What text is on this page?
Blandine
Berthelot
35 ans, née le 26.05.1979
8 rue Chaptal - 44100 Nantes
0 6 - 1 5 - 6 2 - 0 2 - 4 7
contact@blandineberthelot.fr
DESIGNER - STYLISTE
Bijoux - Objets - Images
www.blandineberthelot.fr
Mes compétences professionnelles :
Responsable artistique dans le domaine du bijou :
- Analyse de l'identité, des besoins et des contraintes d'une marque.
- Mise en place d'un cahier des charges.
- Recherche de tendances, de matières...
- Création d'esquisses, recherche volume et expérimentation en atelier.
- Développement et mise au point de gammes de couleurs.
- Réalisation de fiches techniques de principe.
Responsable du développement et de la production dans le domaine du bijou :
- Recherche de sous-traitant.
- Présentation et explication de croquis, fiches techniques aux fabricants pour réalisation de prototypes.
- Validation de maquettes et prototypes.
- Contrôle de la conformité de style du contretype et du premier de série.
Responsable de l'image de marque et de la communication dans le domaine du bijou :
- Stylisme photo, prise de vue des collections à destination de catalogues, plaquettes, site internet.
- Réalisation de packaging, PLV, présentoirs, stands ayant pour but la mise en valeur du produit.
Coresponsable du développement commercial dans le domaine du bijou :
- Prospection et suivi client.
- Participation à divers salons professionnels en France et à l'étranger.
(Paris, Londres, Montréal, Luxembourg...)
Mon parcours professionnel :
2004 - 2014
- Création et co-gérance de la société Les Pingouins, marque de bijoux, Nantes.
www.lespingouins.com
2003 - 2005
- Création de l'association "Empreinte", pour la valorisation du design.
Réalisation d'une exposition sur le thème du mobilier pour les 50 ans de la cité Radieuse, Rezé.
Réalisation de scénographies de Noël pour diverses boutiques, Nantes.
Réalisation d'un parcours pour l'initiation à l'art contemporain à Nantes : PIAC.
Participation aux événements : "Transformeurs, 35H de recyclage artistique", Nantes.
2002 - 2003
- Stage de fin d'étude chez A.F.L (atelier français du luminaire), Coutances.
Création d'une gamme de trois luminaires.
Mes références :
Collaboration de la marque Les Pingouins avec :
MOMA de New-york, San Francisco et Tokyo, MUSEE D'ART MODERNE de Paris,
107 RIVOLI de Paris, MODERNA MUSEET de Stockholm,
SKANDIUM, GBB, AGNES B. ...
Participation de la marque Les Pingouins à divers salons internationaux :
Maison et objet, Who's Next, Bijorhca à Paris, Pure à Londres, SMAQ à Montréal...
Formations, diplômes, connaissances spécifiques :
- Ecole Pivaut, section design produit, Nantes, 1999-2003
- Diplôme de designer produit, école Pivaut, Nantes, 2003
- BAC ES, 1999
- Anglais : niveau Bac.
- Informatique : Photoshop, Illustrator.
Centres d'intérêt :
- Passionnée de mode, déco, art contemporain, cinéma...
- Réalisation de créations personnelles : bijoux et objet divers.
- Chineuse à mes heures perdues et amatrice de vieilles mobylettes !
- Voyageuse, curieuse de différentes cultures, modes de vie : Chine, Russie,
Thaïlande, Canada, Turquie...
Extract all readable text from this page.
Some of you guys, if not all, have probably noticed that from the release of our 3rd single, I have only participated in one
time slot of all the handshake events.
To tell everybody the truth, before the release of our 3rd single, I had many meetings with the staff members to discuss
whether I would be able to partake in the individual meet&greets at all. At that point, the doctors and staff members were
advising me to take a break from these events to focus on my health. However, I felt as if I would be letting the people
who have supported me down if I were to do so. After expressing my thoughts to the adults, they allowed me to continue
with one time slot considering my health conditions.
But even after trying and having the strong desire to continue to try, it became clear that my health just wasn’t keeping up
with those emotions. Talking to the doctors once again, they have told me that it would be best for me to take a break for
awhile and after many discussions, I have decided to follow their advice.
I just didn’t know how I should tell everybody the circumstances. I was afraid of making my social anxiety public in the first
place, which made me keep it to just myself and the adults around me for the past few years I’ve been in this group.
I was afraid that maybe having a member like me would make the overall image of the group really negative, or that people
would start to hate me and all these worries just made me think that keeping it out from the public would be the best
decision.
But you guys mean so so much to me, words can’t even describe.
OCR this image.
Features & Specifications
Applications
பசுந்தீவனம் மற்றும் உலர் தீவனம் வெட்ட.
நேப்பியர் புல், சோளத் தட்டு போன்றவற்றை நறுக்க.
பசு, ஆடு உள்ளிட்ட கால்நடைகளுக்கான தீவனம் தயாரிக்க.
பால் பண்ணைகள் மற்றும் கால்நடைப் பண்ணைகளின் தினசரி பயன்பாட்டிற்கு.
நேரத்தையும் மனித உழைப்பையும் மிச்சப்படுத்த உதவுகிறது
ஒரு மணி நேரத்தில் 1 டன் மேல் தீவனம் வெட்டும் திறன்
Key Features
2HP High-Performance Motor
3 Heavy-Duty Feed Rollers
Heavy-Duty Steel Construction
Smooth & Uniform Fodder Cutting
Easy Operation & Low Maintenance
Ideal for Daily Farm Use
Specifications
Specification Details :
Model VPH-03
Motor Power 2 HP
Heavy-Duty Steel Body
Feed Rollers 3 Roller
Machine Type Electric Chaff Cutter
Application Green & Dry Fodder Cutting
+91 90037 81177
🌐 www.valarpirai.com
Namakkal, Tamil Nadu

## [PROMPT]
Without leaving anything out, quote all the data.

## [OUTPUT OF THE EXERCISE]
What text is on this page?
Blandine
Berthelot
35 ans, née le 26.05.1979
8 rue Chaptal - 44100 Nantes
0 6 - 1 5 - 6 2 - 0 2 - 4 7
contact@blandineberthelot.fr
DESIGNER - STYLISTE
Bijoux - Objets - Images
www.blandineberthelot.fr
Mes compétences professionnelles :
Responsable artistique dans le domaine du bijou :
- Analyse de l'identité, des besoins et des contraintes d'une marque.
- Mise en place d'un cahier des charges.
- Recherche de tendances, de matières...
- Création d'esquisses, recherche volume et expérimentation en atelier.
- Développement et mise au point de gammes de couleurs.
- Réalisation de fiches techniques de principe.
Responsable du développement et de la production dans le domaine du bijou :
- Recherche de sous-traitant.
- Présentation et explication de croquis, fiches techniques aux fabricants pour réalisation de prototypes.
- Validation de maquettes et prototypes.
- Contrôle de la conformité de style du contretype et du premier de série.
Responsable de l'image de marque et de la communication dans le domaine du bijou :
- Stylisme photo, prise de vue des collections à destination de catalogues, plaquettes, site internet.
- Réalisation de packaging, PLV, présentoirs, stands ayant pour but la mise en valeur du produit.
Coresponsable du développement commercial dans le domaine du bijou :
- Prospection et suivi client.
- Participation à divers salons professionnels en France et à l'étranger.
(Paris, Londres, Montréal, Luxembourg...)
Mon parcours professionnel :
2004 - 2014
- Création et co-gérance de la société Les Pingouins, marque de bijoux, Nantes.
www.lespingouins.com
2003 - 2005
- Création de l'association "Empreinte", pour la valorisation du design.
Réalisation d'une exposition sur le thème du mobilier pour les 50 ans de la cité Radieuse, Rezé.
Réalisation de scénographies de Noël pour diverses boutiques, Nantes.
Réalisation d'un parcours pour l'initiation à l'art contemporain à Nantes : PIAC.
Participation aux événements : "Transformeurs, 35H de recyclage artistique", Nantes.
2002 - 2003
- Stage de fin d'étude chez A.F.L (atelier français du luminaire), Coutances.
Création d'une gamme de trois luminaires.
Mes références :
Collaboration de la marque Les Pingouins avec :
MOMA de New-york, San Francisco et Tokyo, MUSEE D'ART MODERNE de Paris,
107 RIVOLI de Paris, MODERNA MUSEET de Stockholm,
SKANDIUM, GBB, AGNES B. ...
Participation de la marque Les Pingouins à divers salons internationaux :
Maison et objet, Who's Next, Bijorhca à Paris, Pure à Londres, SMAQ à Montréal...
Formations, diplômes, connaissances spécifiques :
- Ecole Pivaut, section design produit, Nantes, 1999-2003
- Diplôme de designer produit, école Pivaut, Nantes, 2003
- BAC ES, 1999
- Anglais : niveau Bac.
- Informatique : Photoshop, Illustrator.
Centres d'intérêt :
- Passionnée de mode, déco, art contemporain, cinéma...
- Réalisation de créations personnelles : bijoux et objet divers.
- Chineuse à mes heures perdues et amatrice de vieilles mobylettes !
- Voyageuse, curieuse de différentes cultures, modes de vie : Chine, Russie,
Thaïlande, Canada, Turquie...
Extract all readable text from this page.
Some of you guys, if not all, have probably noticed that from the release of our 3rd single, I have only participated in one
time slot of all the handshake events.
To tell everybody the truth, before the release of our 3rd single, I had many meetings with the staff members to discuss
whether I would be able to partake in the individual meet&greets at all. At that point, the doctors and staff members were
advising me to take a break from these events to focus on my health. However, I felt as if I would be letting the people
who have supported me down if I were to do so. After expressing my thoughts to the adults, they allowed me to continue
with one time slot considering my health conditions.
But even after trying and having the strong desire to continue to try, it became clear that my health just wasn’t keeping up
with those emotions. Talking to the doctors once again, they have told me that it would be best for me to take a break for
awhile and after many discussions, I have decided to follow their advice.
I just didn’t know how I should tell everybody the circumstances. I was afraid of making my social anxiety public in the first
place, which made me keep it to just myself and the adults around me for the past few years I’ve been in this group.
I was afraid that maybe having a member like me would make the overall image of the group really negative, or that people
would start to hate me and all these worries just made me think that keeping it out from the public would be the best
decision.
But you guys mean so so much to me, words can’t even describe.
OCR this image.
Features & Specifications
Applications
பசுந்தீவனம் மற்றும் உலர் தீவனம் வெட்ட.
நேப்பியர் புல், சோளத் தட்டு போன்றவற்றை நறுக்க.
பசு, ஆடு உள்ளிட்ட கால்நடைகளுக்கான தீவனம் தயாரிக்க.
பால் பண்ணைகள் மற்றும் கால்நடைப் பண்ணைகளின் தினசரி பயன்பாட்டிற்கு.
நேரத்தையும் மனித உழைப்பையும் மிச்சப்படுத்த உதவுகிறது
ஒரு மணி நேரத்தில் 1 டன் மேல் தீவனம் வெட்டும் திறன்
Key Features
2HP High-Performance Motor
3 Heavy-Duty Feed Rollers
Heavy-Duty Steel Construction
Smooth & Uniform Fodder Cutting
Easy Operation & Low Maintenance
Ideal for Daily Farm Use
Specifications
Specification Details :
Model VPH-03
Motor Power 2 HP
Heavy-Duty Steel Body
Feed Rollers 3 Roller
Machine Type Electric Chaff Cutter
Application Green & Dry Fodder Cutting
+91 90037 81177
🌐 www.valarpirai.com
Namakkal, Tamil Nadu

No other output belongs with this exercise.